**Required work:**
Below are some records. Count the lines with "张卡片中" in them and give nothing but the total.

+++

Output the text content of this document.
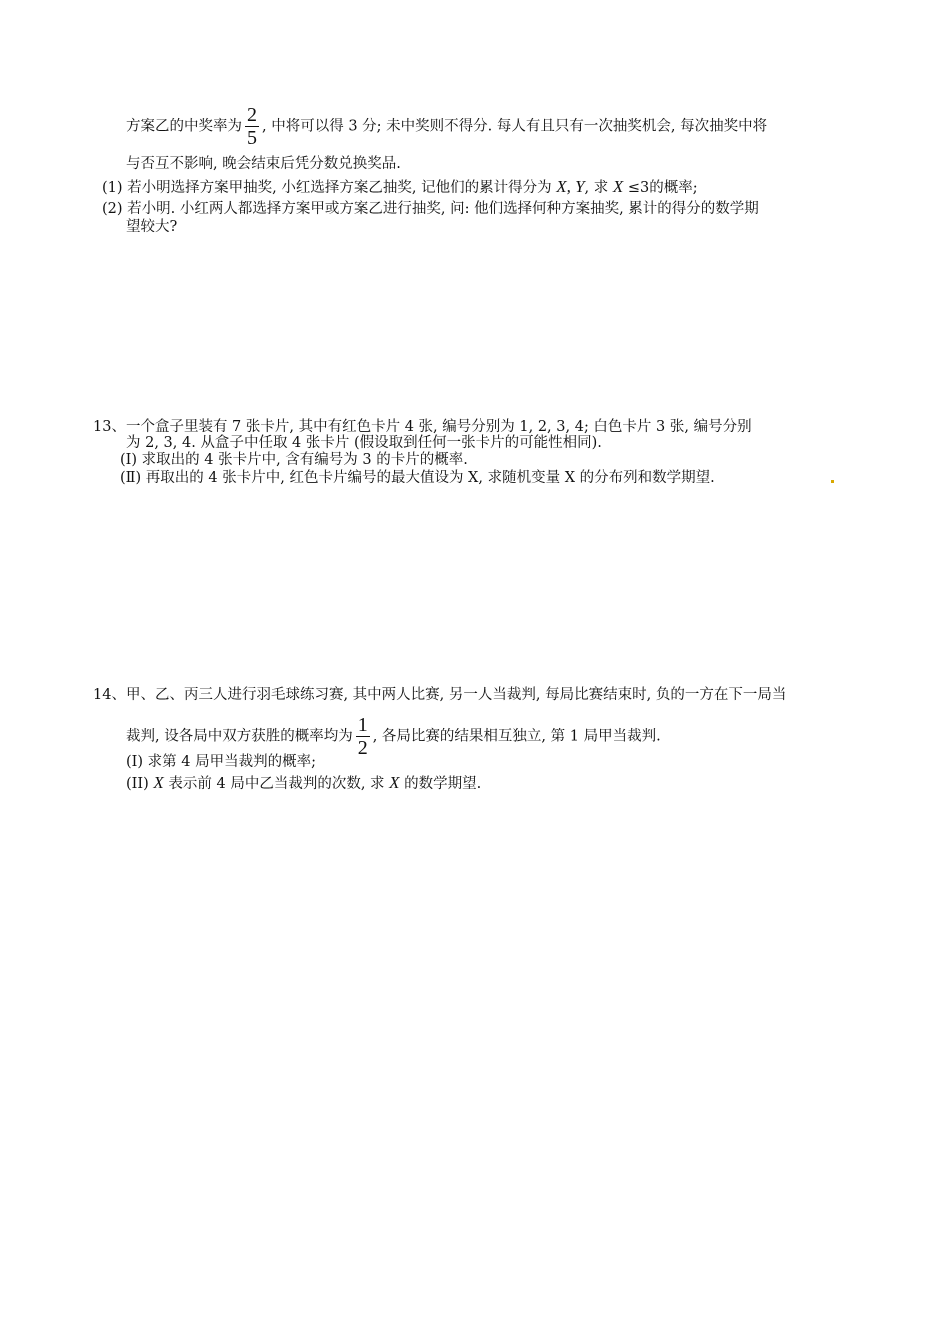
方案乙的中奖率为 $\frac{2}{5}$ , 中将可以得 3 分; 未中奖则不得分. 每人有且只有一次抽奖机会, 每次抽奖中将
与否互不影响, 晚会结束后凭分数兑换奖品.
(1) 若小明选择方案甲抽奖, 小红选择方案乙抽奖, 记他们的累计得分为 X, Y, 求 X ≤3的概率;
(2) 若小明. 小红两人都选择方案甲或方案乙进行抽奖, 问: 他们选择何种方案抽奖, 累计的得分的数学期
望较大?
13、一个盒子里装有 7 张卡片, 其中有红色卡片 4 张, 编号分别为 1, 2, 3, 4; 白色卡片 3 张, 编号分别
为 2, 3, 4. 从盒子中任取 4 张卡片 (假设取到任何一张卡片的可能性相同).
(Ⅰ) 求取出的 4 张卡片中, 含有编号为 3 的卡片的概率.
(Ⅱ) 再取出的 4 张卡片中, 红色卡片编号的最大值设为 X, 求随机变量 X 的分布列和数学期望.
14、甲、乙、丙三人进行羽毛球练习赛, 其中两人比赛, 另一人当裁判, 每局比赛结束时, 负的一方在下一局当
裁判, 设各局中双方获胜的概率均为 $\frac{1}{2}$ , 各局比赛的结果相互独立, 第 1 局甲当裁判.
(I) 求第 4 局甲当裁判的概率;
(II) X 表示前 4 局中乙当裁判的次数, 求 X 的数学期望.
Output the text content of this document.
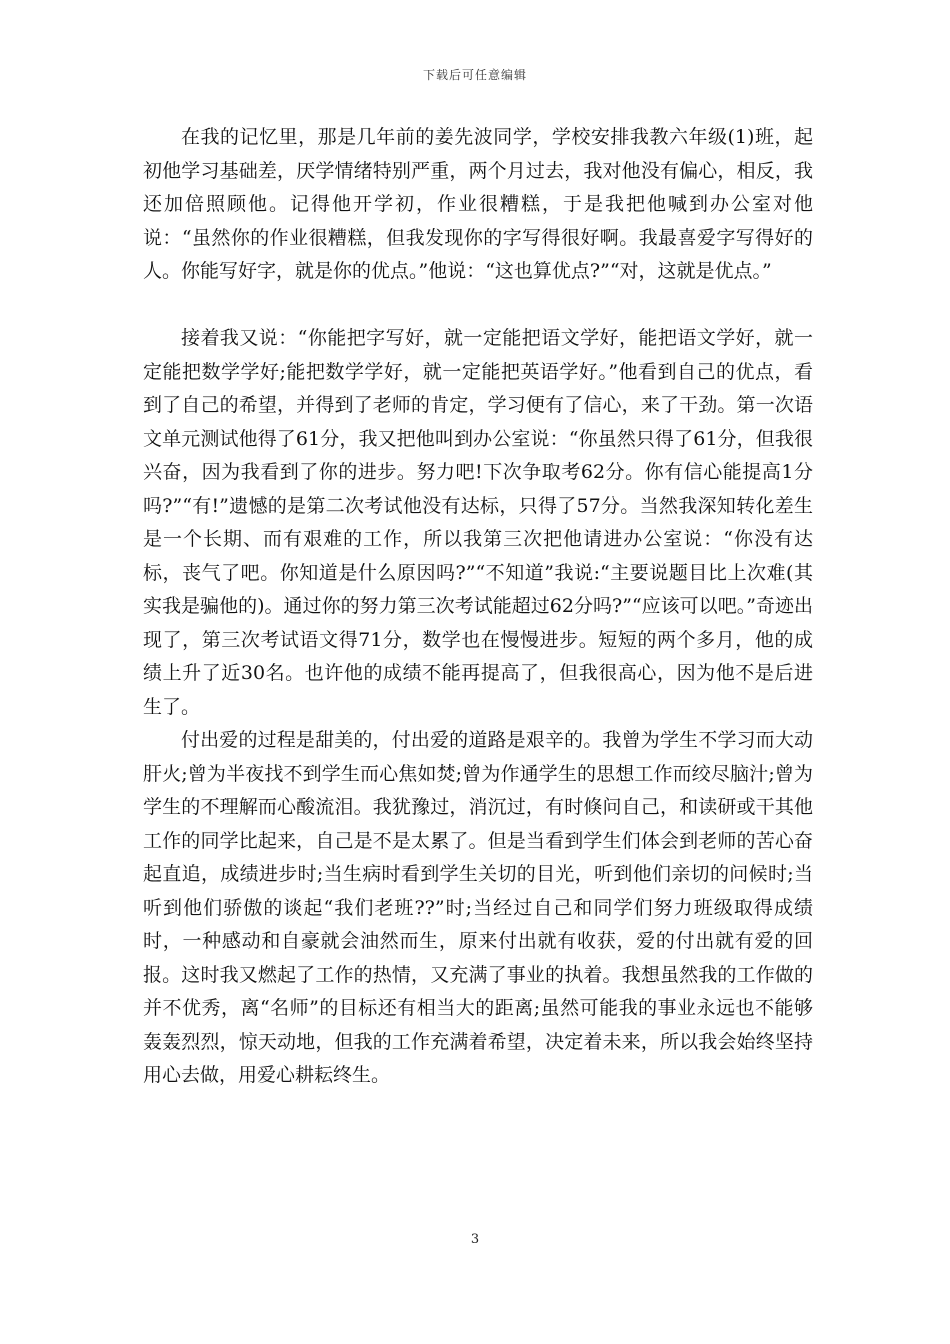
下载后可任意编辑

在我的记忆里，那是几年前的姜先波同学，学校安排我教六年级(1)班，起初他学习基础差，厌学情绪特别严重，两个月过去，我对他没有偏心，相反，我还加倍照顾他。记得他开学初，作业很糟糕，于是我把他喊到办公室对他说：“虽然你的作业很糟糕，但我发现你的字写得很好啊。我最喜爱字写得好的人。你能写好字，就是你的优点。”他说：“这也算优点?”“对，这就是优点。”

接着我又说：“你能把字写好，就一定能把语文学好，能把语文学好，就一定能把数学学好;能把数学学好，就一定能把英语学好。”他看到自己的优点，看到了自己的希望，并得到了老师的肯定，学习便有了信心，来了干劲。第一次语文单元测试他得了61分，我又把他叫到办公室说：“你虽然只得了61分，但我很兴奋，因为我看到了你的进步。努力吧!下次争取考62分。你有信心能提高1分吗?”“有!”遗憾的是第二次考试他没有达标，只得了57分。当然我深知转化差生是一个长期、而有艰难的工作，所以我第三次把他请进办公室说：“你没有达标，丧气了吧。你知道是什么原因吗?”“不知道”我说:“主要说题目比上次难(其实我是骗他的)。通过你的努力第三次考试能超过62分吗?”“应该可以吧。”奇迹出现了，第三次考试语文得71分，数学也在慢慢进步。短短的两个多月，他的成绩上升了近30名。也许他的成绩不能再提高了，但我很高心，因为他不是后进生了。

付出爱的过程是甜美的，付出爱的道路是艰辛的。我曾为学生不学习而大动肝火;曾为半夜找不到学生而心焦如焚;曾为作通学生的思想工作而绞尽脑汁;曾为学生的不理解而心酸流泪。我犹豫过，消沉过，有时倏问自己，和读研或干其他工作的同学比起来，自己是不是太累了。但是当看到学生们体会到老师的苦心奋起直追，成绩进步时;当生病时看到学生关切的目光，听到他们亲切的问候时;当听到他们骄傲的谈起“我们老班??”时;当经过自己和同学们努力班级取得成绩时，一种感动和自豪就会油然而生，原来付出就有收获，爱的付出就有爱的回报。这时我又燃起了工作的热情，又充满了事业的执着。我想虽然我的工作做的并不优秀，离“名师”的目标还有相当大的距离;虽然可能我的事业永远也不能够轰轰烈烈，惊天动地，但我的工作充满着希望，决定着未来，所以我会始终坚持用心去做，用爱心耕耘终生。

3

+++

**Response to the task:**
2